Brief => Extract each line containing the string "object".

Raw data =>

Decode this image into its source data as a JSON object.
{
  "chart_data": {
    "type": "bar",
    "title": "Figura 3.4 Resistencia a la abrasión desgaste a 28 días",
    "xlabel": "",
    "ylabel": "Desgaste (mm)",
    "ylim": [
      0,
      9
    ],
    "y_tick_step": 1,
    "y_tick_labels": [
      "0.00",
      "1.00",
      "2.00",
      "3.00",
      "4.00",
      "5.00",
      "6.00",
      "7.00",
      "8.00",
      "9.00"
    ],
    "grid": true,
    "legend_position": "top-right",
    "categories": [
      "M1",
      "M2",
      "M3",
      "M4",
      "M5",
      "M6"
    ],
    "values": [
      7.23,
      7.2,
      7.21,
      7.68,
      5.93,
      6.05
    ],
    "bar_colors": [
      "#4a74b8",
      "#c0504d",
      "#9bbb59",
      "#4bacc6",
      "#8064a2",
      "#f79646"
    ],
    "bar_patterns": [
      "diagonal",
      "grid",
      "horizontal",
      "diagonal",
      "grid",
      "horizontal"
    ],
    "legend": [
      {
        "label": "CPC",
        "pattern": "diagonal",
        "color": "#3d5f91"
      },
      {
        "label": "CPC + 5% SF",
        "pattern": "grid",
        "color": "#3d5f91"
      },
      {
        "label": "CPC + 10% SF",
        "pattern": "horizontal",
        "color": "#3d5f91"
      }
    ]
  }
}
* * *
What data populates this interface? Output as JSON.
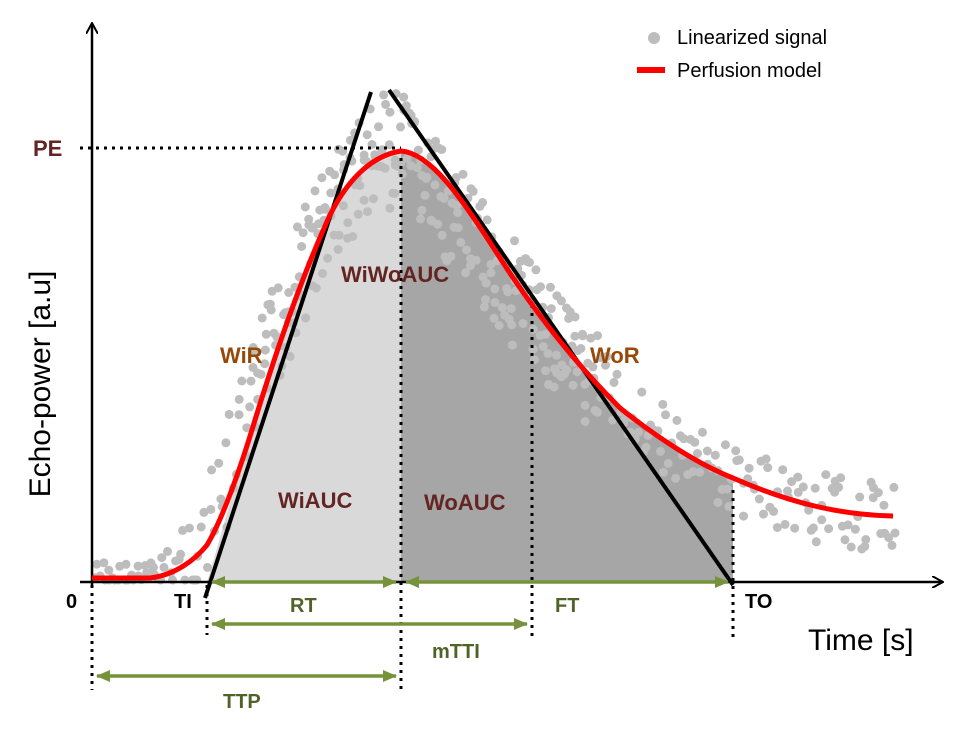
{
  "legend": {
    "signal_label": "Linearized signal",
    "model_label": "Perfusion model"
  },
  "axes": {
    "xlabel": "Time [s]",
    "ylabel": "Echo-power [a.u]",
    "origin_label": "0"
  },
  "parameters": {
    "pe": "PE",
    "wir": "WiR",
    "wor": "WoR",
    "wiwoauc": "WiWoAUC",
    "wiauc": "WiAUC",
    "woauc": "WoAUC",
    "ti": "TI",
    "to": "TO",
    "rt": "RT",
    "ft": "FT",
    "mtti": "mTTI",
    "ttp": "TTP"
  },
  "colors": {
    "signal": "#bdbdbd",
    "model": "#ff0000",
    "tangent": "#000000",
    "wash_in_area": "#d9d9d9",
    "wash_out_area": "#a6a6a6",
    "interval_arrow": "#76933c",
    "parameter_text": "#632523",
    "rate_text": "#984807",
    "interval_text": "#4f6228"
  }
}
==
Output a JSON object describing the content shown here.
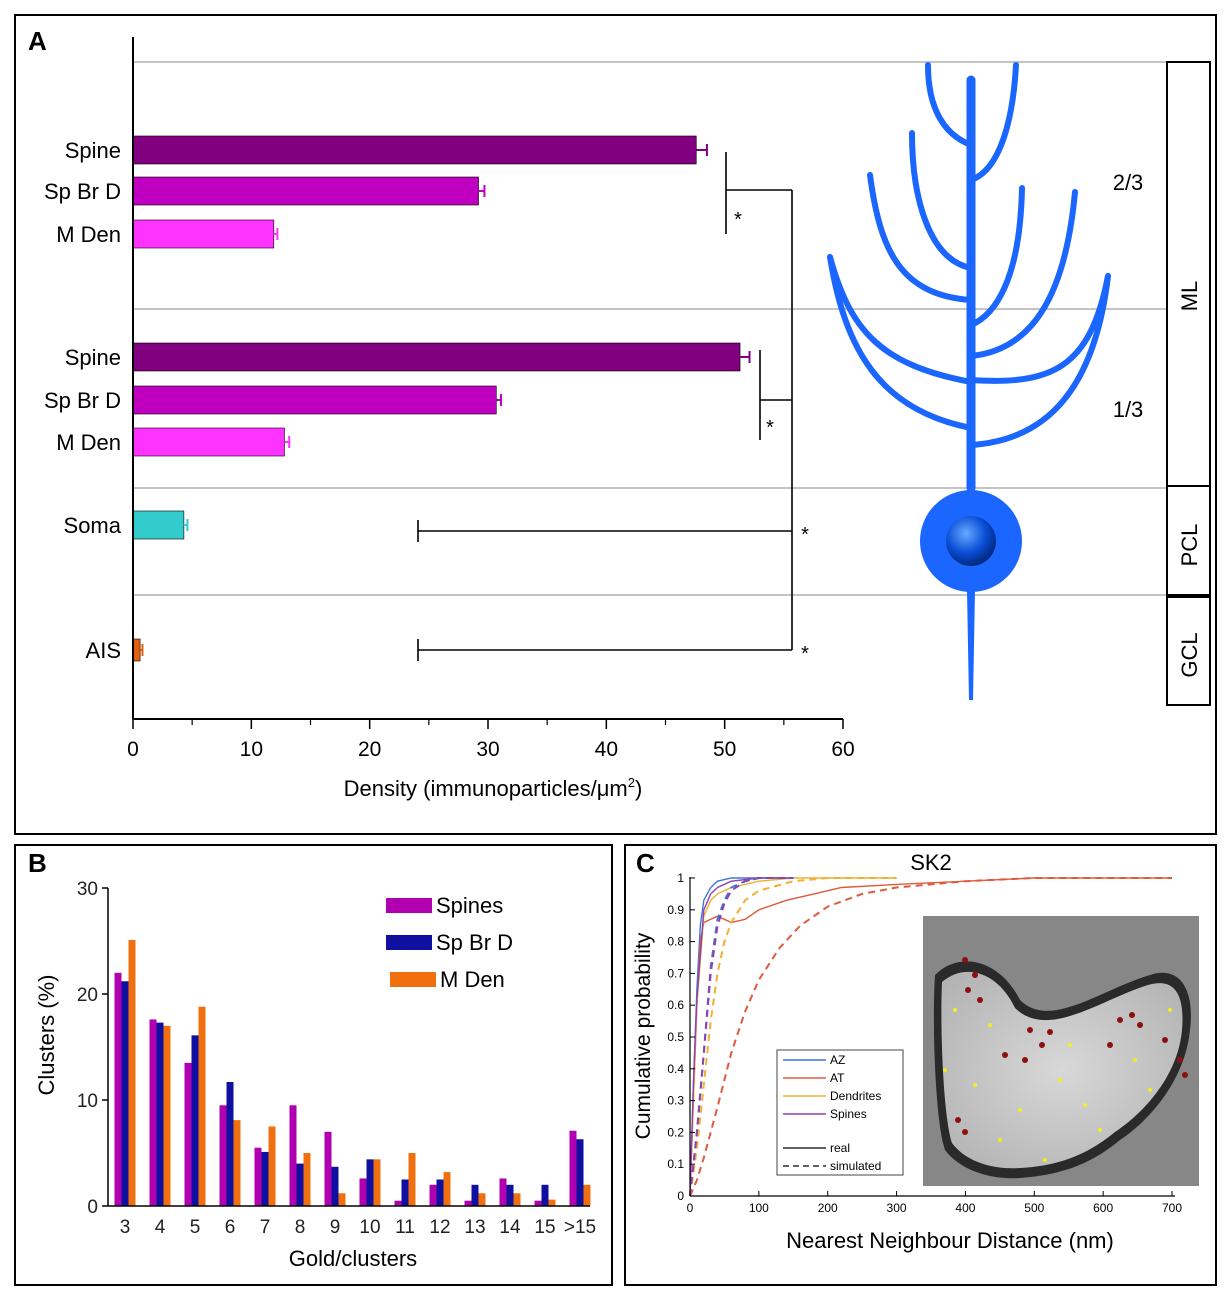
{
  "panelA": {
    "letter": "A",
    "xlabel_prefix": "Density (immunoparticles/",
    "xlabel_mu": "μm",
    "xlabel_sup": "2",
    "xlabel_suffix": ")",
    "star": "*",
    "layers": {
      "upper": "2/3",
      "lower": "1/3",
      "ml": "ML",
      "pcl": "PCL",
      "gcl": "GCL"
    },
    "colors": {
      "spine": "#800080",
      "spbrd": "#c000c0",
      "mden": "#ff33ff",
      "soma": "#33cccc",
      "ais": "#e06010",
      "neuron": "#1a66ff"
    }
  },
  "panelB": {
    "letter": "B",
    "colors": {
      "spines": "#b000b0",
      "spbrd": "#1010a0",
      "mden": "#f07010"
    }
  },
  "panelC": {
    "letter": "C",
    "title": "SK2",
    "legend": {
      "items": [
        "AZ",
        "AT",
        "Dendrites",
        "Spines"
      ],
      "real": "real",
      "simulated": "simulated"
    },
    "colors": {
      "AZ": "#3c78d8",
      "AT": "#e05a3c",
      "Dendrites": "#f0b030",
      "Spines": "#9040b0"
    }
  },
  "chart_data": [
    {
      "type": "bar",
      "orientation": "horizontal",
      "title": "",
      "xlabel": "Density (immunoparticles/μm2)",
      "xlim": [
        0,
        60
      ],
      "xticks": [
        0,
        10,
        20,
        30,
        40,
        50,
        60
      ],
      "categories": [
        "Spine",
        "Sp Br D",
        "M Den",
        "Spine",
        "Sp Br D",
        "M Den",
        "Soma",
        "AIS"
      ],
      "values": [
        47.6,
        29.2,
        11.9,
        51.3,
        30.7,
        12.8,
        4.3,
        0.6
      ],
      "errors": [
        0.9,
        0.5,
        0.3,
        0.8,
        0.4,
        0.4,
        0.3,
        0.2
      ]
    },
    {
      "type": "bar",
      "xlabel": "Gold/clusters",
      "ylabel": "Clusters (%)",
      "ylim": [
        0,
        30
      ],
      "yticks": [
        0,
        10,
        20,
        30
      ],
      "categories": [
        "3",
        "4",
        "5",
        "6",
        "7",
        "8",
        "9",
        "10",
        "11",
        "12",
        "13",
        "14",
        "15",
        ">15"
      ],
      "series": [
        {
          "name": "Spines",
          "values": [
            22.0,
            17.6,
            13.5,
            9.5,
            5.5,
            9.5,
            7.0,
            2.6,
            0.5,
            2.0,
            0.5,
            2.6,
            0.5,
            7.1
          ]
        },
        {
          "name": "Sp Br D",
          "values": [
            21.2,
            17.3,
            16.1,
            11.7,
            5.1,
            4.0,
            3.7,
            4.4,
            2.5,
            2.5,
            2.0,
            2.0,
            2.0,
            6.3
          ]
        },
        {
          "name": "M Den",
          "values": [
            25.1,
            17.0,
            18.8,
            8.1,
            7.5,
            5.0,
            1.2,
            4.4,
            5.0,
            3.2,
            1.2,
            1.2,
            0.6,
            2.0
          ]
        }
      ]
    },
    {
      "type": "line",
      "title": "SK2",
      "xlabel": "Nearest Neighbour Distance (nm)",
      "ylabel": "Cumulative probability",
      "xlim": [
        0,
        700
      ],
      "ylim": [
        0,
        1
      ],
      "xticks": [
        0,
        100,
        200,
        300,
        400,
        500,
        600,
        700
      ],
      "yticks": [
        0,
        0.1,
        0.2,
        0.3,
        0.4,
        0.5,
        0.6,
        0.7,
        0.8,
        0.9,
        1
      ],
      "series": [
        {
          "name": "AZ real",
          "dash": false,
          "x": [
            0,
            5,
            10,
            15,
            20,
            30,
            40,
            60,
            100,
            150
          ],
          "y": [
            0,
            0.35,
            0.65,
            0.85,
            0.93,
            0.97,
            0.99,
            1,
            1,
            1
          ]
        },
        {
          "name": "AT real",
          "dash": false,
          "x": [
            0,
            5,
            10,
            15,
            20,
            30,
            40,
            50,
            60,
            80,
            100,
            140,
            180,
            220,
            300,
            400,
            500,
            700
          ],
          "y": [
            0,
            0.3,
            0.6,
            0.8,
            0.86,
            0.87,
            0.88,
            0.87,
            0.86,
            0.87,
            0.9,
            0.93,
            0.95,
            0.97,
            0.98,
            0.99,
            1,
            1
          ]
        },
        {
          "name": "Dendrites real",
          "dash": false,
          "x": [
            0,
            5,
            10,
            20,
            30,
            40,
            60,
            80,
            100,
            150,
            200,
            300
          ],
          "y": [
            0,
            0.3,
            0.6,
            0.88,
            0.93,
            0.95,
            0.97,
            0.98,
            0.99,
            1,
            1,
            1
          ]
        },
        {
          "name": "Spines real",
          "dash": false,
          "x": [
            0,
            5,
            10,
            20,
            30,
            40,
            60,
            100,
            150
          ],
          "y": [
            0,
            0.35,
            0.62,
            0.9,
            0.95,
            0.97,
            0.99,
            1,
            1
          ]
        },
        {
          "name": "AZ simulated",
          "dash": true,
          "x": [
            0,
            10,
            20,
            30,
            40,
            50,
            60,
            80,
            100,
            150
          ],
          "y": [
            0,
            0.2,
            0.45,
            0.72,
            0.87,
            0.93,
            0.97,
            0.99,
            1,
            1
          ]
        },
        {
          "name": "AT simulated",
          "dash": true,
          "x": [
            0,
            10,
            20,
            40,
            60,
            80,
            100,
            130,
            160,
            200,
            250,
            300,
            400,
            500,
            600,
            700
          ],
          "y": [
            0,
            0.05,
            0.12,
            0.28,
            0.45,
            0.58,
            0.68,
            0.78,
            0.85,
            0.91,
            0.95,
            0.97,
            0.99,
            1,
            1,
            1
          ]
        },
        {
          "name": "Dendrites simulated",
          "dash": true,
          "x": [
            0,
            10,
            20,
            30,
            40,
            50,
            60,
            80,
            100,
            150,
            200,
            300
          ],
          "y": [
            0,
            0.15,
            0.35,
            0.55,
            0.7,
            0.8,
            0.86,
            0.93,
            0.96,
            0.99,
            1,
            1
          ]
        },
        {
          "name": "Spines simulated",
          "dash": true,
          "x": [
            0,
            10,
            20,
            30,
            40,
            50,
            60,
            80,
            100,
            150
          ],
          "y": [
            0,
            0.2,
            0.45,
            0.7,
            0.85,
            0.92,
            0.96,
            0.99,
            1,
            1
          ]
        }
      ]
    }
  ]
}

Full answer =>
Decode this image into its source data as a JSON object.
Output a JSON object describing the content shown here.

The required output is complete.